▶ _ACTIONS TO TAKE_
[A] Swap "pipeline" for "workflow" in the topic-generation tutorial between "Generate abstractive topics" and "to get going.", inclusive, and write out that stretch.
[B] Continue the tutorial on generating abstractive topics with Primer Engines from the point at which it stops.

[Begin EXCERPT TO READ]

That’s it, we’re good to go!
Generate abstractive topics via Engines
We are ready to tackle the first substantive step in the pipeline: understanding what each document is about. Primer’s Abstractive Topic Generation Engine is very well suited for this step. Given a raw text document, the engine generates a handful of selected, highly-relevant and intelligible topic labels.
In practice, we would now hit the Primer APIs with batches of documents for processing and receive the desired results back. So that you can proceed directly to the next steps, we’ve done this for you, and included the processed results for a random sample of 3,000 products in this file. Feel free to save your Engines credits and proceed to the next section.
However, running the pipeline on your own data is easy and we’ve included everything you need to get going.
First, sign-up for an Engines free trial here. You get 2,000 free credits, which will cover processing for up to 2,000 short documents. If you would like to try the pipeline on a larger document set, please email community@primer.ai to request additional credits.
Once you obtain an API KEY, save it in credentials.py
as ENGINES_API_KEY="YOUR_ENGINES_API_KEY"
. This file is outside of version control so it won’t be revealed to others. This way you can also import the key into the notebook, instead of hard-coding it.
from credentials import ENGINES_API_KEY
Next, you’ll need to massage your documents into the standard format expected by the Abstractive Topic Generation Engine: a list of dictionaries with an id
and a text
key. This is how we did this for the Amazon Product Dataset. You would need to edit this line according to the format of your own data.
documents = [{"id": r["Uniq Id"], "text": r["About Product"]} for i, r in sampled_items.iterrows()]
We created the infer_model_on_docs
helper function that will take care of the communication with the Engines API for you. There is a LOT going on under the hood in this function. API calls are asynchronous, which means ‘waiting time’ while expecting a result from the API servers can be used productively by carrying out other operations in the program, for example to trigger other concurrent requests, or process the results from previous requests made. This increases the document processing throughput. Additionally, the functions below also allow batching of documents, so that a single request can return results on multiple documents. Finally, we use the tenacity
module to carry out automatic retries when facing transient errors.

[End EXCERPT TO READ]
[Begin DATASET]

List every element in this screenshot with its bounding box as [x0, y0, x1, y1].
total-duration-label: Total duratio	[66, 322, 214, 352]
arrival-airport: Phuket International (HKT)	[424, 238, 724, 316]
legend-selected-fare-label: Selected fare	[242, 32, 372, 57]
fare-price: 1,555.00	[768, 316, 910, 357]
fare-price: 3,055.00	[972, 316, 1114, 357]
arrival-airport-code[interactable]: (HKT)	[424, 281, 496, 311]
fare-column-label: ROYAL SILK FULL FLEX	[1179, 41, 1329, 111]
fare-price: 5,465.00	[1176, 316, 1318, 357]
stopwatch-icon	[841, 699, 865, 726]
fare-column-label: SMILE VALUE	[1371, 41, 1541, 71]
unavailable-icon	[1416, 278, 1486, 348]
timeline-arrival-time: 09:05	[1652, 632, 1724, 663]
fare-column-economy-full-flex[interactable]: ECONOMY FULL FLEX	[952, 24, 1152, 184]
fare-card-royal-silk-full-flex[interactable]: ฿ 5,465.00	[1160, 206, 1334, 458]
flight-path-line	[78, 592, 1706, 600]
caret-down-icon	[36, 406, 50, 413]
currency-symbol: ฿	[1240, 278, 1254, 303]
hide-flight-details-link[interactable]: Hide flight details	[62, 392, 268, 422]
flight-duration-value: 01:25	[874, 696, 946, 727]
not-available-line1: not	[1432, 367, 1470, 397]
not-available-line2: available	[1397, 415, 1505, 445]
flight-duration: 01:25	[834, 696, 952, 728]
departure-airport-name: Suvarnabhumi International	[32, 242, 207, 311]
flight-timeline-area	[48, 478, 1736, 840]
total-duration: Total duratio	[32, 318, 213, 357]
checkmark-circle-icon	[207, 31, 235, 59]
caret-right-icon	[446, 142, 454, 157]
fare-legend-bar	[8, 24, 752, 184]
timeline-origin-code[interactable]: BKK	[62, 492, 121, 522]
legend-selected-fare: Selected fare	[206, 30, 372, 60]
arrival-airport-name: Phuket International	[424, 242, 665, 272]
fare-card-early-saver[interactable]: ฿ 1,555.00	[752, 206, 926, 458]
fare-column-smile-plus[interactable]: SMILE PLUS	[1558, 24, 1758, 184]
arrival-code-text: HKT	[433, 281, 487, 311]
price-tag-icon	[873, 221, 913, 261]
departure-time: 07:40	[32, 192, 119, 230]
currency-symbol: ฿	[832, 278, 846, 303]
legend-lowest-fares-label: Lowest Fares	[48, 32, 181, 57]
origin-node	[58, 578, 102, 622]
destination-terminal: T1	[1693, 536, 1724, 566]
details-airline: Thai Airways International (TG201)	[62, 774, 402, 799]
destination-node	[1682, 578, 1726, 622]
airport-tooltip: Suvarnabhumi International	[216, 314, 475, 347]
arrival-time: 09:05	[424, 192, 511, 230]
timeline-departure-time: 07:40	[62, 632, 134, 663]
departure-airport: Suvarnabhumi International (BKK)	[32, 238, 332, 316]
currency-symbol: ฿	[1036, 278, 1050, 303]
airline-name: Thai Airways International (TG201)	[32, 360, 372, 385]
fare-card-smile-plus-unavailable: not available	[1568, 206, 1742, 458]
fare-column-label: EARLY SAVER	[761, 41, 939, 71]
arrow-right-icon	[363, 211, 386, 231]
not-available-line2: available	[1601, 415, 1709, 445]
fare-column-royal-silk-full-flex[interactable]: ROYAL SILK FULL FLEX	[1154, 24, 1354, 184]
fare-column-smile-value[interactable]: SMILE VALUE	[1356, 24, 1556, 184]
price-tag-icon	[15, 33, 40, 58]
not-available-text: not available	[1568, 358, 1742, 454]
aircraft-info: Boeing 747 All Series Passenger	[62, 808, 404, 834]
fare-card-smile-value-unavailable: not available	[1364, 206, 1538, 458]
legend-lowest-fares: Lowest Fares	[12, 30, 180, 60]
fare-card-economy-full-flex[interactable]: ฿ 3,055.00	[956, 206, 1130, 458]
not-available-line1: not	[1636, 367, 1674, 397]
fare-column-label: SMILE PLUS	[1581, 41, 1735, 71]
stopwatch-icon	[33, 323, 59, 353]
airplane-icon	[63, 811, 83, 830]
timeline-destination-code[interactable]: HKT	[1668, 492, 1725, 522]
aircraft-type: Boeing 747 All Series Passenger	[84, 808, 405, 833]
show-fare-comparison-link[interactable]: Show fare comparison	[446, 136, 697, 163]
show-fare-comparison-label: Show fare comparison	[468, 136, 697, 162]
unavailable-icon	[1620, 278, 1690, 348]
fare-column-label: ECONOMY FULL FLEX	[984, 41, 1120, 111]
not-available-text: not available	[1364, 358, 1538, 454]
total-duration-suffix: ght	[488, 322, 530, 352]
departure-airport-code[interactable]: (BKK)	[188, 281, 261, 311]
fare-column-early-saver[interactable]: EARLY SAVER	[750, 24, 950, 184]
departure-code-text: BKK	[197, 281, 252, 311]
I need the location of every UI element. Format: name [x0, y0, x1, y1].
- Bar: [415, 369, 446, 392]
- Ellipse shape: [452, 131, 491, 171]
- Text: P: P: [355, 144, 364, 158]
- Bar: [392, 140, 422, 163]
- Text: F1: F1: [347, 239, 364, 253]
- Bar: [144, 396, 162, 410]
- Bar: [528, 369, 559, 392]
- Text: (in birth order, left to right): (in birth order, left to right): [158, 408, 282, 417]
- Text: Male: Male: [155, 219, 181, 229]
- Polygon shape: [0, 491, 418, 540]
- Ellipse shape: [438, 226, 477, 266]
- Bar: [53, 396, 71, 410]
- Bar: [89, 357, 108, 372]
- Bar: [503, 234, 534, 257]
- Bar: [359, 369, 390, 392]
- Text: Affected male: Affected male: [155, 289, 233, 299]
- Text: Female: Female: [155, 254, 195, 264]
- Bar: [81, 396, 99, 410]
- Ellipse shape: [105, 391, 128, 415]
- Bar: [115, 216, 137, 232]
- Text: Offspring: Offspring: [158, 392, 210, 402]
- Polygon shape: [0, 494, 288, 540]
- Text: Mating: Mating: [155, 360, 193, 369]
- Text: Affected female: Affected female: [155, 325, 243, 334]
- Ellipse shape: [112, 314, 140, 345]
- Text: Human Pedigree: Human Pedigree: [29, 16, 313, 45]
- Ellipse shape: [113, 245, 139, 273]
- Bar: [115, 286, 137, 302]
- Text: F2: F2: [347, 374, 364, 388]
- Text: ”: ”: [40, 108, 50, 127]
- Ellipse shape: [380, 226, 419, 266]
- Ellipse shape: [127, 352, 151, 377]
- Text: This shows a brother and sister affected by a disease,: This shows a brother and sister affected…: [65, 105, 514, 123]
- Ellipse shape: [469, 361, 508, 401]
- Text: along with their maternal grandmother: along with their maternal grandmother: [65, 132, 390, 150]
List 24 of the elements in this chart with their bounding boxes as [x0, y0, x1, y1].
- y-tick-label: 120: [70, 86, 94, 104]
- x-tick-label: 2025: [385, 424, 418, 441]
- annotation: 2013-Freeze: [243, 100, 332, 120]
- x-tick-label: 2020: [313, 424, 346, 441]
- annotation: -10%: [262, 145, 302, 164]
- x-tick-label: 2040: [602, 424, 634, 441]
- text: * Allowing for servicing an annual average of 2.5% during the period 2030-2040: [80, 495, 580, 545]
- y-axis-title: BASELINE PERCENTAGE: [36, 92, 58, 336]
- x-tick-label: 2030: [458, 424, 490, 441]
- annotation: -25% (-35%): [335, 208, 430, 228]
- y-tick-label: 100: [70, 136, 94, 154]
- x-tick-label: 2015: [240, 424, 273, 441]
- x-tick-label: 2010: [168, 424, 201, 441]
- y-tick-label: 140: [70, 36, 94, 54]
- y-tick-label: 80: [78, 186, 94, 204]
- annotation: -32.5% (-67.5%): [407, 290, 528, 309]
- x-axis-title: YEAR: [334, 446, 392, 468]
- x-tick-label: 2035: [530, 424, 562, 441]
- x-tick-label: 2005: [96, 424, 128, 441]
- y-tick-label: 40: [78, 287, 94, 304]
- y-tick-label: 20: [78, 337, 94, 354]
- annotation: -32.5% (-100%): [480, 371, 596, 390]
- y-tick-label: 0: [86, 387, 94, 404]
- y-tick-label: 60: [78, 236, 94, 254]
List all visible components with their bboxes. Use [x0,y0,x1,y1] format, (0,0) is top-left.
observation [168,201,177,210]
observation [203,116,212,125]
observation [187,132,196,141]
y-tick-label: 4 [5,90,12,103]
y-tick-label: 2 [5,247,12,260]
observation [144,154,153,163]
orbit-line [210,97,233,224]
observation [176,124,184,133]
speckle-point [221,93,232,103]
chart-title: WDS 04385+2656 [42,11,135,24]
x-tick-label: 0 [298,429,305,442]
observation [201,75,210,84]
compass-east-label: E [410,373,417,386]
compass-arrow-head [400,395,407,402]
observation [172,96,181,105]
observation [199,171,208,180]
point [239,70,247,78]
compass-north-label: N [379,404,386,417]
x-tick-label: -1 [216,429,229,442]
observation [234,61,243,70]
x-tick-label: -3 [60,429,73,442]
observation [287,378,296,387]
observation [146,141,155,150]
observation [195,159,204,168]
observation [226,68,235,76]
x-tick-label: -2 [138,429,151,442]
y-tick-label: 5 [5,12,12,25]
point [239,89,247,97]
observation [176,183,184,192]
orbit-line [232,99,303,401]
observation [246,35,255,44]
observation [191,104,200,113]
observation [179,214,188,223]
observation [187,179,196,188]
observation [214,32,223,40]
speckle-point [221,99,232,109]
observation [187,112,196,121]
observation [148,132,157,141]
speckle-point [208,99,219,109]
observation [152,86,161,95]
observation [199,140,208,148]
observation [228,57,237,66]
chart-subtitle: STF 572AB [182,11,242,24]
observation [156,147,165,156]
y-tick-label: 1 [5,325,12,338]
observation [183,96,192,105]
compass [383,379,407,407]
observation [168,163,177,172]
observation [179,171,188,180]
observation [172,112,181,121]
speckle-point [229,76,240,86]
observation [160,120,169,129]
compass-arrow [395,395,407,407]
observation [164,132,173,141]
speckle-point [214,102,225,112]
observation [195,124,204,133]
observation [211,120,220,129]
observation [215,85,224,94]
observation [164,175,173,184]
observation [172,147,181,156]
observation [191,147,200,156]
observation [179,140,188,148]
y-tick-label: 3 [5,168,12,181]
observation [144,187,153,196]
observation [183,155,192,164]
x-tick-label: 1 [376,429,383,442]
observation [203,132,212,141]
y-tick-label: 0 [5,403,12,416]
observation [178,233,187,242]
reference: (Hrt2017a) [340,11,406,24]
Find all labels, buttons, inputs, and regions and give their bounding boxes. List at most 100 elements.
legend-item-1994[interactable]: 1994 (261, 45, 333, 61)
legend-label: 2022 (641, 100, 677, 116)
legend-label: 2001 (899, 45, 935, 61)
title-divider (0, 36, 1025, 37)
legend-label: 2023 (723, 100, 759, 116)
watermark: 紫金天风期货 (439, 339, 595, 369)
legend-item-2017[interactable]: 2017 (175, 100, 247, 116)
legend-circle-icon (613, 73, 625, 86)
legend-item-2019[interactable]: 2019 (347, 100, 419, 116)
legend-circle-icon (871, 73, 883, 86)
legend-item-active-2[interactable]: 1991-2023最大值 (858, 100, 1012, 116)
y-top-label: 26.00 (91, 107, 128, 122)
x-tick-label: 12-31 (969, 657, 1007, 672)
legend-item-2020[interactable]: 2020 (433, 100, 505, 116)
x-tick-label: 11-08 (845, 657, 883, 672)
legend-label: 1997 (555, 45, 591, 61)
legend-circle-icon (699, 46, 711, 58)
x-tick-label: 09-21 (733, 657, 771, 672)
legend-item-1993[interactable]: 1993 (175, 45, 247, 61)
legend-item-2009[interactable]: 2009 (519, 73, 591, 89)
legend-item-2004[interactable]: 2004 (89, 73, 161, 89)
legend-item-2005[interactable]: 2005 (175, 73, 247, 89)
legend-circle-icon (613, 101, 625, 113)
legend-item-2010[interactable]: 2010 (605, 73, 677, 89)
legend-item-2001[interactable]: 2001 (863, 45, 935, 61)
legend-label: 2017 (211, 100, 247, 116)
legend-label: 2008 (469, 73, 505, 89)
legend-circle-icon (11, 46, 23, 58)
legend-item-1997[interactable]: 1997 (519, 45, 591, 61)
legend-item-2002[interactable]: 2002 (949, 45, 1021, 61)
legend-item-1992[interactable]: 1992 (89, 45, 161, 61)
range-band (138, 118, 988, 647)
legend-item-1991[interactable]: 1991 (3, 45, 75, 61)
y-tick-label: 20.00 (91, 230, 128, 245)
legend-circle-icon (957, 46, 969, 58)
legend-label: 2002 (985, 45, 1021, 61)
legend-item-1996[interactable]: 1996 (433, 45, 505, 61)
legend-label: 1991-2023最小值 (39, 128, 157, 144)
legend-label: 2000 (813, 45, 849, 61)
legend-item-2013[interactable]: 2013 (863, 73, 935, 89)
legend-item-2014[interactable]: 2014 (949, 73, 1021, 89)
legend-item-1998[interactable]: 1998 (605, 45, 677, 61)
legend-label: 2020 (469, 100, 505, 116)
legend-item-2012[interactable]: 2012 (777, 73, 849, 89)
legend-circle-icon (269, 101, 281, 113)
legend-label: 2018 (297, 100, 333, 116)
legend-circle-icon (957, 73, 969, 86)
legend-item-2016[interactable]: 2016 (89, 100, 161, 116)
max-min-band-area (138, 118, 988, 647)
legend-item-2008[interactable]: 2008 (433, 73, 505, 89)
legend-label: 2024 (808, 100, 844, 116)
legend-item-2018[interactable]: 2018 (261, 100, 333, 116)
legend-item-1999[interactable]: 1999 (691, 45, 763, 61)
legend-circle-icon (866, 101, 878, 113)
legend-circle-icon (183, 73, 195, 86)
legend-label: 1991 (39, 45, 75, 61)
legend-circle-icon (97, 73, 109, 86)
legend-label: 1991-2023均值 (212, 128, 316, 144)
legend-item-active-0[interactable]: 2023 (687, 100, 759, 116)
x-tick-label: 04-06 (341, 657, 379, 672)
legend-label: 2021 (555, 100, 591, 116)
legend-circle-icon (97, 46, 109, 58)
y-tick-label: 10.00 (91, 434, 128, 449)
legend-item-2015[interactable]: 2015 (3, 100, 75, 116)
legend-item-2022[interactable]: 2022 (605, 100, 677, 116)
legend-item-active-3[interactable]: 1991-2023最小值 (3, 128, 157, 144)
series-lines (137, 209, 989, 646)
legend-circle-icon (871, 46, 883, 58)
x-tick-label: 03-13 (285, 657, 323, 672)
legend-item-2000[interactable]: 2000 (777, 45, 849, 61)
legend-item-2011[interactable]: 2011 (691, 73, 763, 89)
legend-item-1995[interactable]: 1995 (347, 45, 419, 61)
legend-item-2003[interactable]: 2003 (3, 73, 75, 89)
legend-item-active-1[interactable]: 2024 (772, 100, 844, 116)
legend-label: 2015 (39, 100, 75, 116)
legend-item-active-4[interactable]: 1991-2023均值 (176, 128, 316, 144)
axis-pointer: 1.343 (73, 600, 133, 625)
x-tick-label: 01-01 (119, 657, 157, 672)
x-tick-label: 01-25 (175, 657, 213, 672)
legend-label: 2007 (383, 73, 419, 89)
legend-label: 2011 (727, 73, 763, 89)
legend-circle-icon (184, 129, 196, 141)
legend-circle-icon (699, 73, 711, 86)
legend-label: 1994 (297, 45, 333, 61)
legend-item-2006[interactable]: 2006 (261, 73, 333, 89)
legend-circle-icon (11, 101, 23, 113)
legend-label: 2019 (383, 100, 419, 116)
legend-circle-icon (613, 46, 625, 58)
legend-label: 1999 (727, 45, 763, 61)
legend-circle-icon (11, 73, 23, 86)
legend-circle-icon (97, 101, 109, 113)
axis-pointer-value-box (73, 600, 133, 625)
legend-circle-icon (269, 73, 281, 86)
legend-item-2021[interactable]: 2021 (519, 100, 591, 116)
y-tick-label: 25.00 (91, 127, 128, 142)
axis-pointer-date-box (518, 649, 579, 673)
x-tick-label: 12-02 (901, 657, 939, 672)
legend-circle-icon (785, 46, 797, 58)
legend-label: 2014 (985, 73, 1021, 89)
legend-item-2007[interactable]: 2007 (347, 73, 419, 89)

[End DATASET]

▶ _EXERCISE RESPONSES_
[A]
Generate abstractive topics via Engines
We are ready to tackle the first substantive step in the workflow: understanding what each document is about. Primer’s Abstractive Topic Generation Engine is very well suited for this step. Given a raw text document, the engine generates a handful of selected, highly-relevant and intelligible topic labels.
In practice, we would now hit the Primer APIs with batches of documents for processing and receive the desired results back. So that you can proceed directly to the next steps, we’ve done this for you, and included the processed results for a random sample of 3,000 products in this file. Feel free to save your Engines credits and proceed to the next section.
However, running the workflow on your own data is easy and we’ve included everything you need to get going.

[B]
You can find the code to send the documents to the Abstractive Topics Engine below. The cell processes a chunk of documents at a time and saves the results to a file at each iteration (just to be extra safe!). While the code above hides away all the internal complexity of the API calls for the users’ convenience, it’s always a good idea to test the API call on 1 or 2 documents to check everything is in shape before triggering a job on a large list of documents. For a test run, simply replace the documents
list with a small slice of the document set:
test_documents = documents[:2]
If all is in good shape, you can kick off the document processing:
ITEM_TOPICS = os.path.join(ROOT_DIR, "./examples/data/amazon_products.json")
topics = {}
# Infer topics from Engines
for doc_chunk in chunked(documents, 100):
topics_results = await infer_model_on_docs(doc_chunk,
model_name="abstractive_topics",
api_key=ENGINES_API_KEY,
batch_size=10,
**{"segmented": False})
topics.update(topics_results)
print(f"Collected topics for {len(topics)} documents")
# Save
with open(ITEM_TOPICS, "w") as f:
json.dump(topics, f)
It’s probably time to make a coffee. The Abstractive Topics Model would not get along well with the Macintosh you had as a kid: it’s one of those heavyweight NLP models with over 100 million parameters that need GPUs to run efficiently at scale. But after some minutes of waiting, you’ll be able to inspect the topic labels by product id
in the topics dictionary.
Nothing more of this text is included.